>> Start

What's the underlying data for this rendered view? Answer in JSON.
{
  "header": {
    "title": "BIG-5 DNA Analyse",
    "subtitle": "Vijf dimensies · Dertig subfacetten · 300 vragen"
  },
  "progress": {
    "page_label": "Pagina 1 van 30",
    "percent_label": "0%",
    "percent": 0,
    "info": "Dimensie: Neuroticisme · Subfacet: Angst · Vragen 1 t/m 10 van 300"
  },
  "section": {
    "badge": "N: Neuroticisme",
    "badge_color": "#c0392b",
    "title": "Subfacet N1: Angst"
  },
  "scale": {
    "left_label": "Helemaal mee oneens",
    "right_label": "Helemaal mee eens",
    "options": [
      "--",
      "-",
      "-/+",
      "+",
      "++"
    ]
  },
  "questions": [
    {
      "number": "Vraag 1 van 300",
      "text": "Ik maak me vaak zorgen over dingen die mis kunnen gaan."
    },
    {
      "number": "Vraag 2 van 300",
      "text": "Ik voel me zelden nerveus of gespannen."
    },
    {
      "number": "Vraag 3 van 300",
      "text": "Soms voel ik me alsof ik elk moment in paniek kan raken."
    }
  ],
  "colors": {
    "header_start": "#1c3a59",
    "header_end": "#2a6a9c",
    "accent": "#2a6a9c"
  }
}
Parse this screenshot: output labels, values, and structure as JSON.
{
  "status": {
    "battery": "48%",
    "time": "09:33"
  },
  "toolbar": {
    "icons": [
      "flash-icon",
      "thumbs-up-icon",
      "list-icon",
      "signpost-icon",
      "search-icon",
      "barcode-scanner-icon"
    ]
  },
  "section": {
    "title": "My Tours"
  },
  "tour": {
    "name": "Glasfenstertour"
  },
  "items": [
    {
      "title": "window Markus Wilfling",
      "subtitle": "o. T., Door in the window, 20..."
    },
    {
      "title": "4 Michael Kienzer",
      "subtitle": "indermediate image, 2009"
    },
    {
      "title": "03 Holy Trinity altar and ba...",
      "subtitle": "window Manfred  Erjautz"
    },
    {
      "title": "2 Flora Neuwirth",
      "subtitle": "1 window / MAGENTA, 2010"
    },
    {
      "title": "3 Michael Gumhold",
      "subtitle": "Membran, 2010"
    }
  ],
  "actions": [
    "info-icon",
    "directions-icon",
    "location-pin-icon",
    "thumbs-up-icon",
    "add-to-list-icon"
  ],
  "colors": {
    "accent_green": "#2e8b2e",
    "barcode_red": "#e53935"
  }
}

>> End

*WORK REQUIRED:*
Give back the whole listing exactly as it reads.

*FULL RESPONSE:*
What's the underlying data for this rendered view? Answer in JSON.
{
  "header": {
    "title": "BIG-5 DNA Analyse",
    "subtitle": "Vijf dimensies · Dertig subfacetten · 300 vragen"
  },
  "progress": {
    "page_label": "Pagina 1 van 30",
    "percent_label": "0%",
    "percent": 0,
    "info": "Dimensie: Neuroticisme · Subfacet: Angst · Vragen 1 t/m 10 van 300"
  },
  "section": {
    "badge": "N: Neuroticisme",
    "badge_color": "#c0392b",
    "title": "Subfacet N1: Angst"
  },
  "scale": {
    "left_label": "Helemaal mee oneens",
    "right_label": "Helemaal mee eens",
    "options": [
      "--",
      "-",
      "-/+",
      "+",
      "++"
    ]
  },
  "questions": [
    {
      "number": "Vraag 1 van 300",
      "text": "Ik maak me vaak zorgen over dingen die mis kunnen gaan."
    },
    {
      "number": "Vraag 2 van 300",
      "text": "Ik voel me zelden nerveus of gespannen."
    },
    {
      "number": "Vraag 3 van 300",
      "text": "Soms voel ik me alsof ik elk moment in paniek kan raken."
    }
  ],
  "colors": {
    "header_start": "#1c3a59",
    "header_end": "#2a6a9c",
    "accent": "#2a6a9c"
  }
}
Parse this screenshot: output labels, values, and structure as JSON.
{
  "status": {
    "battery": "48%",
    "time": "09:33"
  },
  "toolbar": {
    "icons": [
      "flash-icon",
      "thumbs-up-icon",
      "list-icon",
      "signpost-icon",
      "search-icon",
      "barcode-scanner-icon"
    ]
  },
  "section": {
    "title": "My Tours"
  },
  "tour": {
    "name": "Glasfenstertour"
  },
  "items": [
    {
      "title": "window Markus Wilfling",
      "subtitle": "o. T., Door in the window, 20..."
    },
    {
      "title": "4 Michael Kienzer",
      "subtitle": "indermediate image, 2009"
    },
    {
      "title": "03 Holy Trinity altar and ba...",
      "subtitle": "window Manfred  Erjautz"
    },
    {
      "title": "2 Flora Neuwirth",
      "subtitle": "1 window / MAGENTA, 2010"
    },
    {
      "title": "3 Michael Gumhold",
      "subtitle": "Membran, 2010"
    }
  ],
  "actions": [
    "info-icon",
    "directions-icon",
    "location-pin-icon",
    "thumbs-up-icon",
    "add-to-list-icon"
  ],
  "colors": {
    "accent_green": "#2e8b2e",
    "barcode_red": "#e53935"
  }
}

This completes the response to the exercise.